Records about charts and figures
********************

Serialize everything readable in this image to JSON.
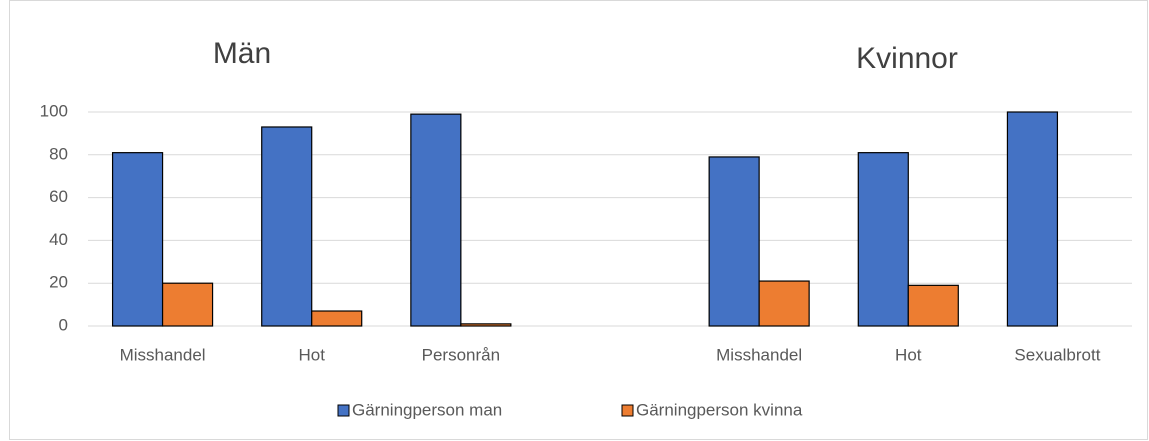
{
  "chart_data": {
    "type": "bar",
    "annotations": [
      "Män",
      "Kvinnor"
    ],
    "categories": [
      "Misshandel",
      "Hot",
      "Personrån",
      null,
      "Misshandel",
      "Hot",
      "Sexualbrott"
    ],
    "series": [
      {
        "name": "Gärningperson man",
        "color": "#4472c4",
        "values": [
          81,
          93,
          99,
          null,
          79,
          81,
          100
        ]
      },
      {
        "name": "Gärningperson kvinna",
        "color": "#ed7d31",
        "values": [
          20,
          7,
          1,
          null,
          21,
          19,
          0
        ]
      }
    ],
    "ylim": [
      0,
      100
    ],
    "yticks": [
      0,
      20,
      40,
      60,
      80,
      100
    ],
    "grid": true,
    "legend": "bottom"
  }
}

********************

- **Do this**: Print all of the records shown above exactly, leaving out each picture.

- **Task result**:
Serialize everything readable in this image to JSON.
{
  "chart_data": {
    "type": "bar",
    "annotations": [
      "Män",
      "Kvinnor"
    ],
    "categories": [
      "Misshandel",
      "Hot",
      "Personrån",
      null,
      "Misshandel",
      "Hot",
      "Sexualbrott"
    ],
    "series": [
      {
        "name": "Gärningperson man",
        "color": "#4472c4",
        "values": [
          81,
          93,
          99,
          null,
          79,
          81,
          100
        ]
      },
      {
        "name": "Gärningperson kvinna",
        "color": "#ed7d31",
        "values": [
          20,
          7,
          1,
          null,
          21,
          19,
          0
        ]
      }
    ],
    "ylim": [
      0,
      100
    ],
    "yticks": [
      0,
      20,
      40,
      60,
      80,
      100
    ],
    "grid": true,
    "legend": "bottom"
  }
}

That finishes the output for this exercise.